[Dataset records]
************

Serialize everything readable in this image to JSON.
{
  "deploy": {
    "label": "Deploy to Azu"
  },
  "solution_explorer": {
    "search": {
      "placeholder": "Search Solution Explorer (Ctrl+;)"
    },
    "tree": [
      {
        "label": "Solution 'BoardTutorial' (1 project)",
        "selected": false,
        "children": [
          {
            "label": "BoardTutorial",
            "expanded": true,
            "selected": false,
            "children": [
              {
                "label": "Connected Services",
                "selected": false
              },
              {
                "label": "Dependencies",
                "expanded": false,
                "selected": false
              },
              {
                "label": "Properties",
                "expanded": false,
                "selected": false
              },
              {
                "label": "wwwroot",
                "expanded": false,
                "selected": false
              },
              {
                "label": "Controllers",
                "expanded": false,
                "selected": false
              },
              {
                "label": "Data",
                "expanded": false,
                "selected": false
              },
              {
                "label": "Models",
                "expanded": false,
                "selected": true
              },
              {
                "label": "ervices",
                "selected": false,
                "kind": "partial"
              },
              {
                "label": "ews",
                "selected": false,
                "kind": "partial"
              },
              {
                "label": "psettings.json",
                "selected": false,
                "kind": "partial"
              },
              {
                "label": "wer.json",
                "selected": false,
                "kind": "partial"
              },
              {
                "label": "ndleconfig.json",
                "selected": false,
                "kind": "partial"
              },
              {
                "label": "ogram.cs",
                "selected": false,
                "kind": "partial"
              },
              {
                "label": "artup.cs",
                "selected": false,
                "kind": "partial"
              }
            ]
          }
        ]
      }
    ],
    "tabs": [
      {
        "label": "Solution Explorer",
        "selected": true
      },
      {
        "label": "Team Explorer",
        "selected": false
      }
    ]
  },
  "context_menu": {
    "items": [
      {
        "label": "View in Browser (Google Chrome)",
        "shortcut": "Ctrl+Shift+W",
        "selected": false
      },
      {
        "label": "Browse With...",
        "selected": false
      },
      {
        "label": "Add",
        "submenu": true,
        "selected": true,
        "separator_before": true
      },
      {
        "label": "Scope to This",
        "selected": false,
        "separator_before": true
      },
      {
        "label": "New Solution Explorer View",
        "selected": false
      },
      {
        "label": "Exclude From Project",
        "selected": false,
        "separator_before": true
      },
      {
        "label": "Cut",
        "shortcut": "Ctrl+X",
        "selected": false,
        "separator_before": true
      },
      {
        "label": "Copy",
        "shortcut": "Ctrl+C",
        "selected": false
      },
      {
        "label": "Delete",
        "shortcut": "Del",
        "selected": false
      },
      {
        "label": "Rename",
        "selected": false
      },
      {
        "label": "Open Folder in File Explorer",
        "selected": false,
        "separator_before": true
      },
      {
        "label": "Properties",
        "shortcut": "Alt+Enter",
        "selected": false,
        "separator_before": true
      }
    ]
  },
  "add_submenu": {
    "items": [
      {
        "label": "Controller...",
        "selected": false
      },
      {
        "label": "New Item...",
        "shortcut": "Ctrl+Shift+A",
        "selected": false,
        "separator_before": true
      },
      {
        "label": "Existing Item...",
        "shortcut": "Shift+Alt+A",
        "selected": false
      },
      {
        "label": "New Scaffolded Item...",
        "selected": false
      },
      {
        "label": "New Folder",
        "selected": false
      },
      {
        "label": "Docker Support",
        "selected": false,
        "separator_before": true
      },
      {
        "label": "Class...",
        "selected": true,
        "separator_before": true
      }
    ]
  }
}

************

Aim of the task: Please copy out each record, character for character.

Task output:
Serialize everything readable in this image to JSON.
{
  "deploy": {
    "label": "Deploy to Azu"
  },
  "solution_explorer": {
    "search": {
      "placeholder": "Search Solution Explorer (Ctrl+;)"
    },
    "tree": [
      {
        "label": "Solution 'BoardTutorial' (1 project)",
        "selected": false,
        "children": [
          {
            "label": "BoardTutorial",
            "expanded": true,
            "selected": false,
            "children": [
              {
                "label": "Connected Services",
                "selected": false
              },
              {
                "label": "Dependencies",
                "expanded": false,
                "selected": false
              },
              {
                "label": "Properties",
                "expanded": false,
                "selected": false
              },
              {
                "label": "wwwroot",
                "expanded": false,
                "selected": false
              },
              {
                "label": "Controllers",
                "expanded": false,
                "selected": false
              },
              {
                "label": "Data",
                "expanded": false,
                "selected": false
              },
              {
                "label": "Models",
                "expanded": false,
                "selected": true
              },
              {
                "label": "ervices",
                "selected": false,
                "kind": "partial"
              },
              {
                "label": "ews",
                "selected": false,
                "kind": "partial"
              },
              {
                "label": "psettings.json",
                "selected": false,
                "kind": "partial"
              },
              {
                "label": "wer.json",
                "selected": false,
                "kind": "partial"
              },
              {
                "label": "ndleconfig.json",
                "selected": false,
                "kind": "partial"
              },
              {
                "label": "ogram.cs",
                "selected": false,
                "kind": "partial"
              },
              {
                "label": "artup.cs",
                "selected": false,
                "kind": "partial"
              }
            ]
          }
        ]
      }
    ],
    "tabs": [
      {
        "label": "Solution Explorer",
        "selected": true
      },
      {
        "label": "Team Explorer",
        "selected": false
      }
    ]
  },
  "context_menu": {
    "items": [
      {
        "label": "View in Browser (Google Chrome)",
        "shortcut": "Ctrl+Shift+W",
        "selected": false
      },
      {
        "label": "Browse With...",
        "selected": false
      },
      {
        "label": "Add",
        "submenu": true,
        "selected": true,
        "separator_before": true
      },
      {
        "label": "Scope to This",
        "selected": false,
        "separator_before": true
      },
      {
        "label": "New Solution Explorer View",
        "selected": false
      },
      {
        "label": "Exclude From Project",
        "selected": false,
        "separator_before": true
      },
      {
        "label": "Cut",
        "shortcut": "Ctrl+X",
        "selected": false,
        "separator_before": true
      },
      {
        "label": "Copy",
        "shortcut": "Ctrl+C",
        "selected": false
      },
      {
        "label": "Delete",
        "shortcut": "Del",
        "selected": false
      },
      {
        "label": "Rename",
        "selected": false
      },
      {
        "label": "Open Folder in File Explorer",
        "selected": false,
        "separator_before": true
      },
      {
        "label": "Properties",
        "shortcut": "Alt+Enter",
        "selected": false,
        "separator_before": true
      }
    ]
  },
  "add_submenu": {
    "items": [
      {
        "label": "Controller...",
        "selected": false
      },
      {
        "label": "New Item...",
        "shortcut": "Ctrl+Shift+A",
        "selected": false,
        "separator_before": true
      },
      {
        "label": "Existing Item...",
        "shortcut": "Shift+Alt+A",
        "selected": false
      },
      {
        "label": "New Scaffolded Item...",
        "selected": false
      },
      {
        "label": "New Folder",
        "selected": false
      },
      {
        "label": "Docker Support",
        "selected": false,
        "separator_before": true
      },
      {
        "label": "Class...",
        "selected": true,
        "separator_before": true
      }
    ]
  }
}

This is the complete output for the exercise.